**AIM OF THE EXERCISE:**
Gather all lines containing the string "protection" and copy them out.

**ENTRIES SHOWN:**
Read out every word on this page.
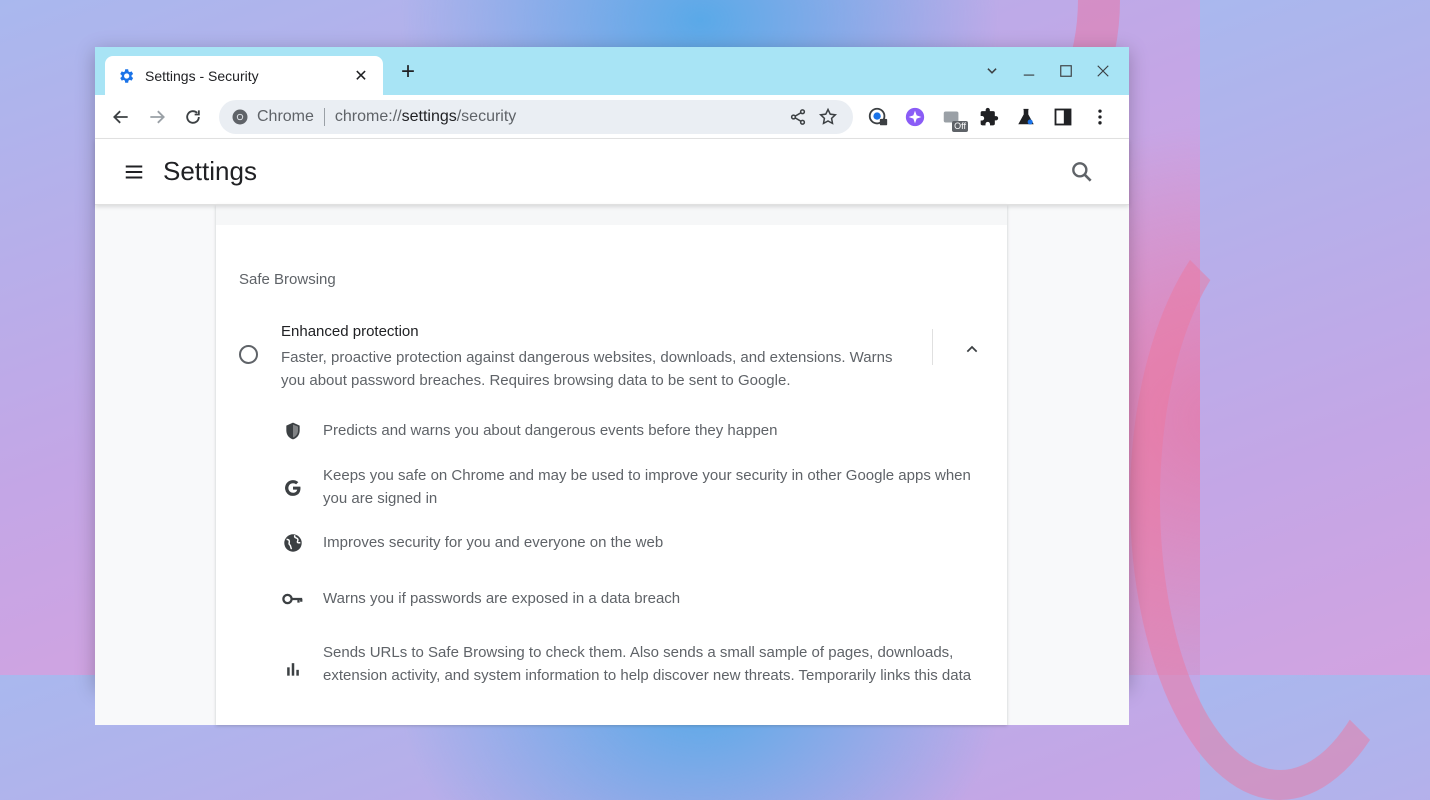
Settings - Security	✕ +
Chrome chrome://settings/security
Off
Settings
Safe Browsing
Enhanced protection
Faster, proactive protection against dangerous websites, downloads, and extensions. Warns you about password breaches. Requires browsing data to be sent to Google.
Predicts and warns you about dangerous events before they happen
Keeps you safe on Chrome and may be used to improve your security in other Google apps when you are signed in
Improves security for you and everyone on the web
Warns you if passwords are exposed in a data breach
Sends URLs to Safe Browsing to check them. Also sends a small sample of pages, downloads, extension activity, and system information to help discover new threats. Temporarily links this data
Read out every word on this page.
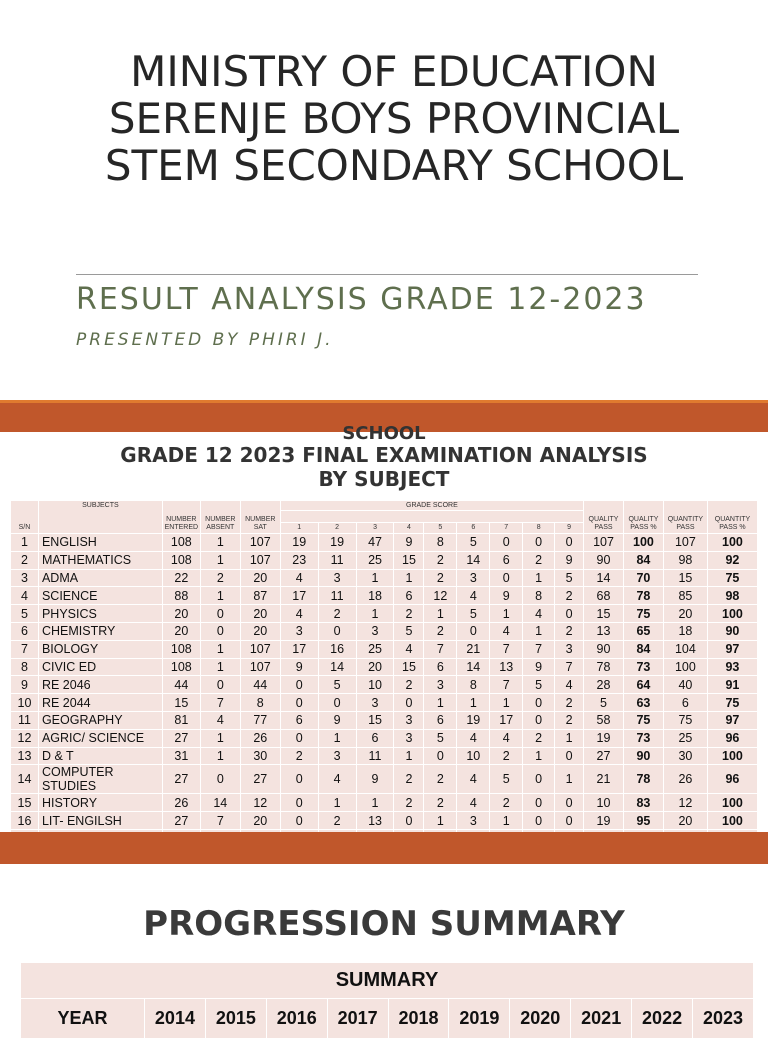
MINISTRY OF EDUCATION
SERENJE BOYS PROVINCIAL
STEM SECONDARY SCHOOL
RESULT ANALYSIS GRADE 12-2023
PRESENTED BY PHIRI J.
SCHOOL
GRADE 12 2023 FINAL EXAMINATION ANALYSIS
BY SUBJECT
S/N	SUBJECTS	NUMBER ENTERED	NUMBER ABSENT	NUMBER SAT	GRADE SCORE									QUALITY PASS	QUALITY PASS %	QUANTITY PASS	QUANTITY PASS %

					1	2	3	4	5	6	7	8	9				
1	ENGLISH	108	1	107	19	19	47	9	8	5	0	0	0	107	100	107	100
2	MATHEMATICS	108	1	107	23	11	25	15	2	14	6	2	9	90	84	98	92
3	ADMA	22	2	20	4	3	1	1	2	3	0	1	5	14	70	15	75
4	SCIENCE	88	1	87	17	11	18	6	12	4	9	8	2	68	78	85	98
5	PHYSICS	20	0	20	4	2	1	2	1	5	1	4	0	15	75	20	100
6	CHEMISTRY	20	0	20	3	0	3	5	2	0	4	1	2	13	65	18	90
7	BIOLOGY	108	1	107	17	16	25	4	7	21	7	7	3	90	84	104	97
8	CIVIC ED	108	1	107	9	14	20	15	6	14	13	9	7	78	73	100	93
9	RE 2046	44	0	44	0	5	10	2	3	8	7	5	4	28	64	40	91
10	RE 2044	15	7	8	0	0	3	0	1	1	1	0	2	5	63	6	75
11	GEOGRAPHY	81	4	77	6	9	15	3	6	19	17	0	2	58	75	75	97
12	AGRIC/ SCIENCE	27	1	26	0	1	6	3	5	4	4	2	1	19	73	25	96
13	D & T	31	1	30	2	3	11	1	0	10	2	1	0	27	90	30	100
14	COMPUTER STUDIES	27	0	27	0	4	9	2	2	4	5	0	1	21	78	26	96
15	HISTORY	26	14	12	0	1	1	2	2	4	2	0	0	10	83	12	100
16	LIT- ENGILSH	27	7	20	0	2	13	0	1	3	1	0	0	19	95	20	100

PROGRESSION SUMMARY
SUMMARY
YEAR	2014	2015	2016	2017	2018	2019	2020	2021	2022	2023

**REPLY TO THE TASK:**
Enhanced protection
Faster, proactive protection against dangerous websites, downloads, and extensions. Warns you about password breaches. Requires browsing data to be sent to Google.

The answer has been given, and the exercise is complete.